TASK REQUIREMENTS:
Read through the records below and copy each line that uses the word "emit".

THE RECORDS:
◆ ◆ ◆ ◆ ◆
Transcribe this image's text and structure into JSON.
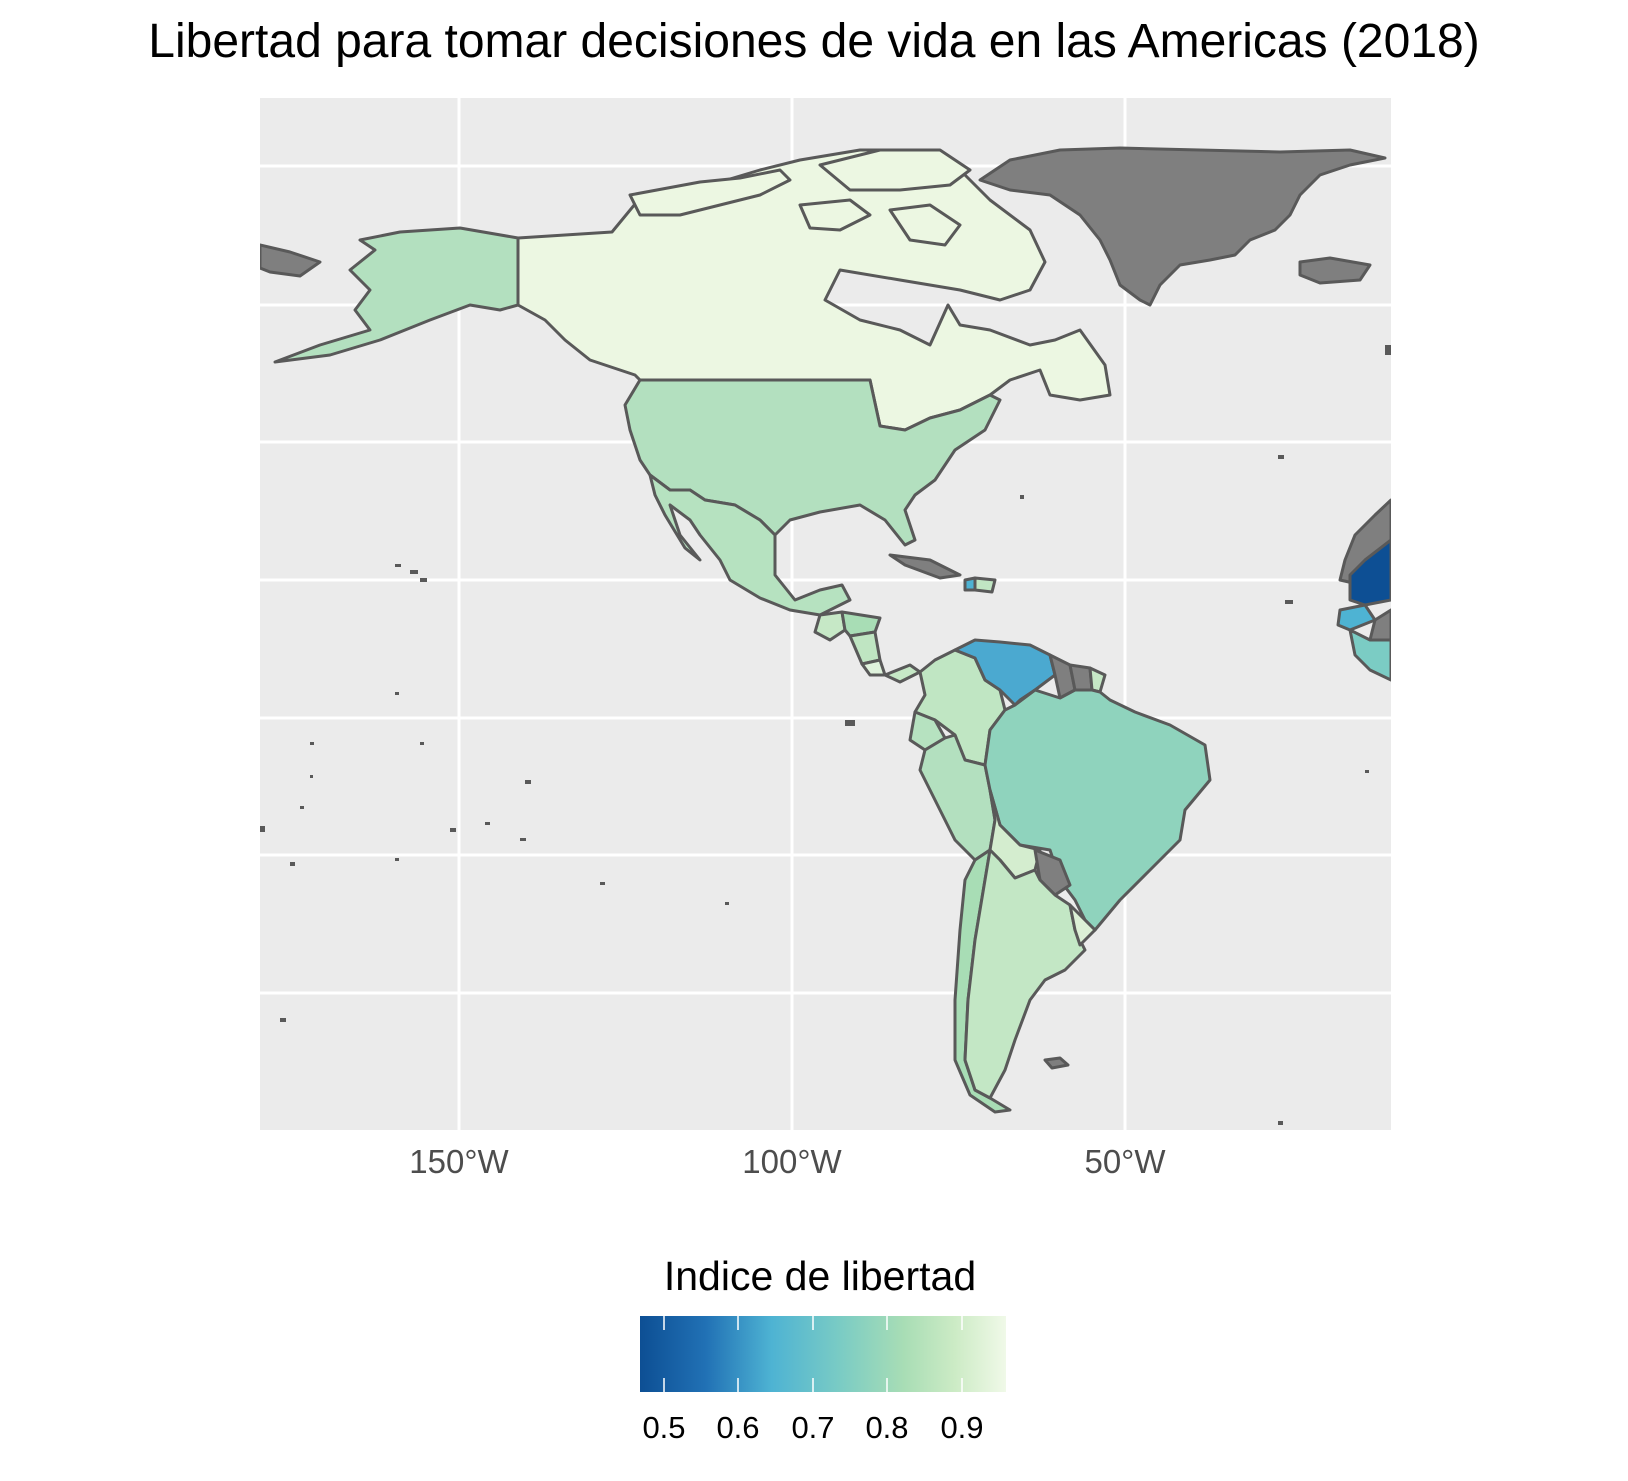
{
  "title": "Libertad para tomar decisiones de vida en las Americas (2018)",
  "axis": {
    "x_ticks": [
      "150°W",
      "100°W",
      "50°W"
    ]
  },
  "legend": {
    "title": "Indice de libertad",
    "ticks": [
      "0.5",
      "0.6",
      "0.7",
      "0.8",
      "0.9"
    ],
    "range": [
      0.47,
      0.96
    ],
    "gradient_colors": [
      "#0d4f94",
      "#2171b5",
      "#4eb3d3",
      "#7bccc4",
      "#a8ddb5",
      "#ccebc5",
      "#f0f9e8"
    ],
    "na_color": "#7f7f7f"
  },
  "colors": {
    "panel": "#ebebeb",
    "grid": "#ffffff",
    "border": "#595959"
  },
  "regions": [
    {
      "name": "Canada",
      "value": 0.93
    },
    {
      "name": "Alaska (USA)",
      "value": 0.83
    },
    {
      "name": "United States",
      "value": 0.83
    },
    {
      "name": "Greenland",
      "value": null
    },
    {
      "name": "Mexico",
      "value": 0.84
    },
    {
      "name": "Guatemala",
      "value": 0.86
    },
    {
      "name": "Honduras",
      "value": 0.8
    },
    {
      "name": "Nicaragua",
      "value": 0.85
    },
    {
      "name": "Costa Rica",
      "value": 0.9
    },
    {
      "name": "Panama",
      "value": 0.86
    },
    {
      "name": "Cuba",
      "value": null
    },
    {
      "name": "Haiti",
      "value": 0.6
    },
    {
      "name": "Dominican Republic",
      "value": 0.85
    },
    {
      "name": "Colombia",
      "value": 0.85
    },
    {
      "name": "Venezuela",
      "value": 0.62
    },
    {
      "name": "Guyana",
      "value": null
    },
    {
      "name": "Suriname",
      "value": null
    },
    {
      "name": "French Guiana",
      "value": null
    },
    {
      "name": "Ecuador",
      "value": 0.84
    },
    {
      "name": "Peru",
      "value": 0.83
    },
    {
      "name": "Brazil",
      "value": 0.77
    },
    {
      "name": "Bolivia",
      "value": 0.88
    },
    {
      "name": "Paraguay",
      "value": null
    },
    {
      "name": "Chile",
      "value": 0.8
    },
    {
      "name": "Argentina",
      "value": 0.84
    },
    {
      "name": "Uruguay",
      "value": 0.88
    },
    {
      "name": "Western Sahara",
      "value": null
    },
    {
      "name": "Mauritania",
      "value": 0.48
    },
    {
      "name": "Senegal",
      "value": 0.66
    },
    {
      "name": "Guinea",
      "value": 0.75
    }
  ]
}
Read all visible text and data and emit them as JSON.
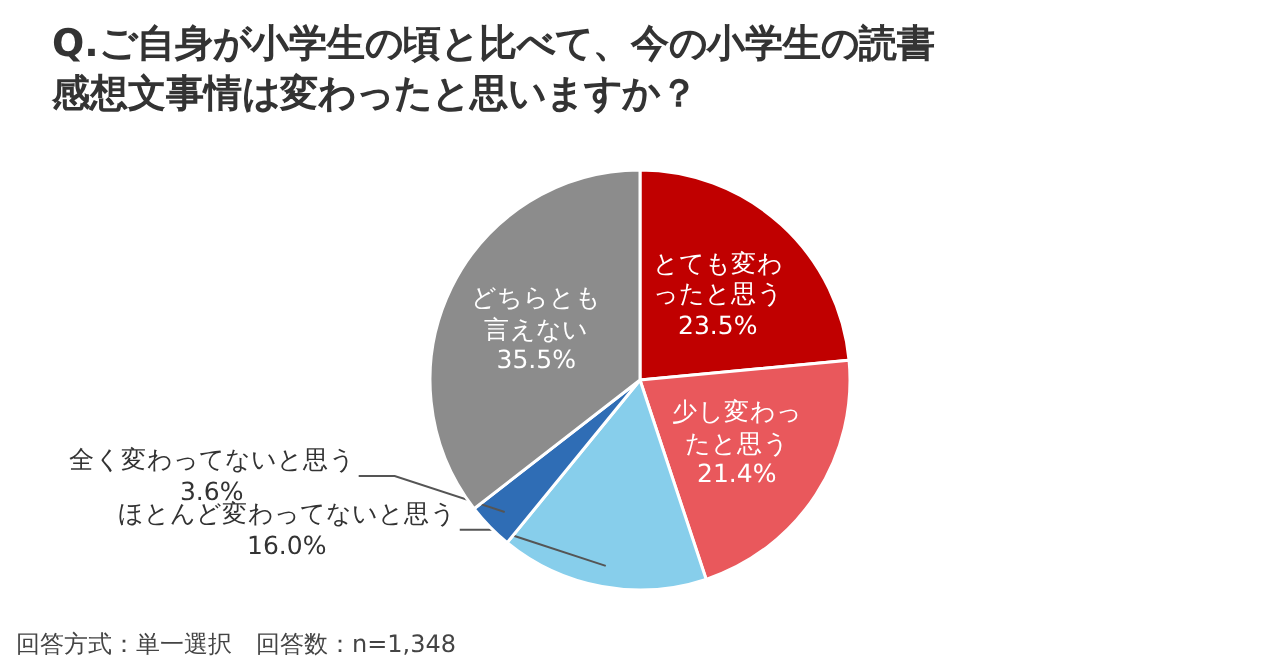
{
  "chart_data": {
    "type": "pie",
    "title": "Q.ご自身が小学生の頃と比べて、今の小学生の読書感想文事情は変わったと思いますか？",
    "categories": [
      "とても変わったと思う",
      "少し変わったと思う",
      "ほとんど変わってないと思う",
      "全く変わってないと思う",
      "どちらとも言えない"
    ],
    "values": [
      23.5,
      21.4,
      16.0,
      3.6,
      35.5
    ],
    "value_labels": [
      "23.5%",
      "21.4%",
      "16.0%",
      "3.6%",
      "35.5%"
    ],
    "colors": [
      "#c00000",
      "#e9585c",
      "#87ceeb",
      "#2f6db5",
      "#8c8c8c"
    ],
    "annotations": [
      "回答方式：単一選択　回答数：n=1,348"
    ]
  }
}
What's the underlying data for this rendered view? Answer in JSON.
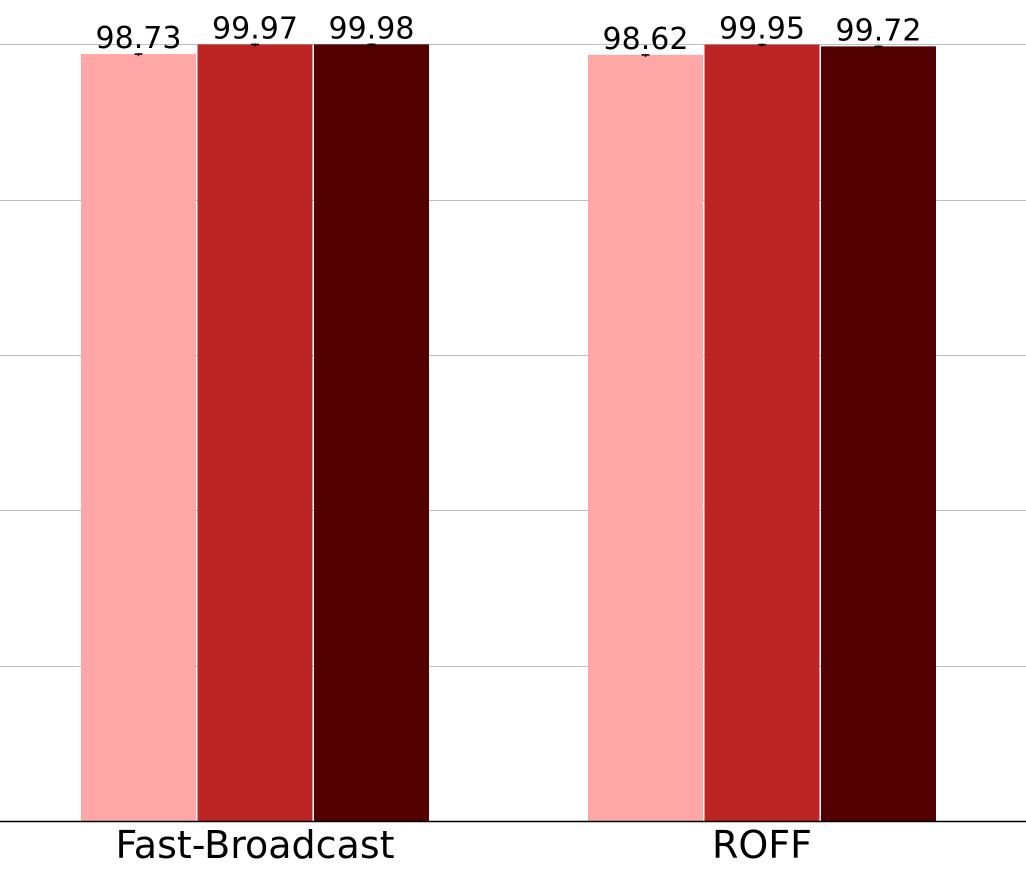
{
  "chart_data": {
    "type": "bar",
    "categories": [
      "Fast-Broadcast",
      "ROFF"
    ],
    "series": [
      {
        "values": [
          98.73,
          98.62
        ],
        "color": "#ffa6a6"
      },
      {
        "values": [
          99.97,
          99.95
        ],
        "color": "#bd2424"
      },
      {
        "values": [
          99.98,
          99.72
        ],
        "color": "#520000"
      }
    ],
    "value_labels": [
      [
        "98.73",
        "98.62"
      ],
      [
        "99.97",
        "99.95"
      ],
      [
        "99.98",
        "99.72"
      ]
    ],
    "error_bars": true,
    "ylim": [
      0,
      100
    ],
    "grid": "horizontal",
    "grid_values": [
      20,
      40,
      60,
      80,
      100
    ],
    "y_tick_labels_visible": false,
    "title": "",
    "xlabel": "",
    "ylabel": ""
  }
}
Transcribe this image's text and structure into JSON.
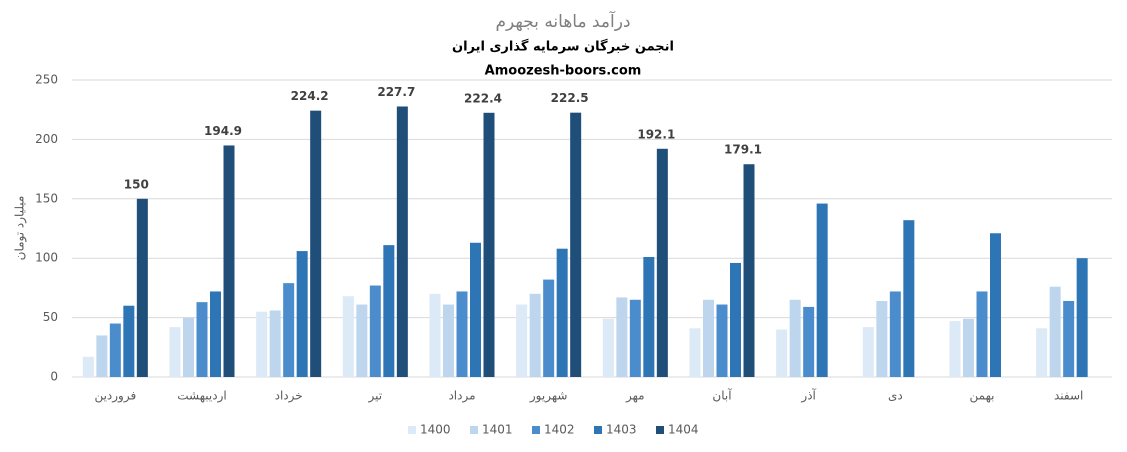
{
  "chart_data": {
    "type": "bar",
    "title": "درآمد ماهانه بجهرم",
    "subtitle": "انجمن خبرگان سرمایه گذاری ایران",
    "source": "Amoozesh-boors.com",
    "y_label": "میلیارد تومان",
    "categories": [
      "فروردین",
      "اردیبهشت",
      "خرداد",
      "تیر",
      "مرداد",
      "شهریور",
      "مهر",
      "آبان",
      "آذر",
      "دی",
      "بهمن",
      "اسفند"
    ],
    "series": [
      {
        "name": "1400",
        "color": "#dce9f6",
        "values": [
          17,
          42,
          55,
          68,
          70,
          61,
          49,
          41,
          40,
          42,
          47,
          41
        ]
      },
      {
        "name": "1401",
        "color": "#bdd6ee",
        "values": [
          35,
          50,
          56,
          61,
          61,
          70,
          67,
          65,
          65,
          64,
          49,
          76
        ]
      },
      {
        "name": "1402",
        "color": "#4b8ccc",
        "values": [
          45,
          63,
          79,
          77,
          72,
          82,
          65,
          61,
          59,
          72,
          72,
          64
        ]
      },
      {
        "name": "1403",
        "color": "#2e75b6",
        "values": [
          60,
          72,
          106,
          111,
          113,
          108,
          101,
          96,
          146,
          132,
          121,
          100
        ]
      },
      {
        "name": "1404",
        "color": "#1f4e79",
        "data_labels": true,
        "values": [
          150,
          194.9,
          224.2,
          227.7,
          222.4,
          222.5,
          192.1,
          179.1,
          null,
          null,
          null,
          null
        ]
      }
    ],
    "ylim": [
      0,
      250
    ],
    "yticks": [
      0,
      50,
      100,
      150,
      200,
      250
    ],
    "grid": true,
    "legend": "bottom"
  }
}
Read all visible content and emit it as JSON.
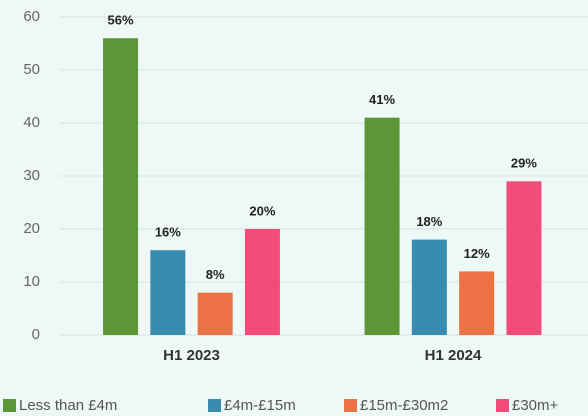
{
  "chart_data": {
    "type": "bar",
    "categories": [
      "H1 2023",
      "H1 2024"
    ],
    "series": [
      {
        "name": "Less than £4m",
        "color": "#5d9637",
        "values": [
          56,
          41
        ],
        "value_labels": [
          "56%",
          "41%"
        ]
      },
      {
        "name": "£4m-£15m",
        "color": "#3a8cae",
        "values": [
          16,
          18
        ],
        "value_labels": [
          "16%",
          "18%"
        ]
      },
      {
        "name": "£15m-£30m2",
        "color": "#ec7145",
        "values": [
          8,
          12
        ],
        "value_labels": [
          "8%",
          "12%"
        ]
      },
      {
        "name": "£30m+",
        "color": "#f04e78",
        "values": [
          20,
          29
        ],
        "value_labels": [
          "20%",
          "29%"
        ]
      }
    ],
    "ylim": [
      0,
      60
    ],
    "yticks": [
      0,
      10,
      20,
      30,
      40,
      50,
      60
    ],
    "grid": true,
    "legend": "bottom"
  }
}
◆ ◆ ◆ ◆ ◆
EXERCISE SOLUTION:
Read all visible text and data and emit them as JSON.
Read all visible content and emit it as JSON.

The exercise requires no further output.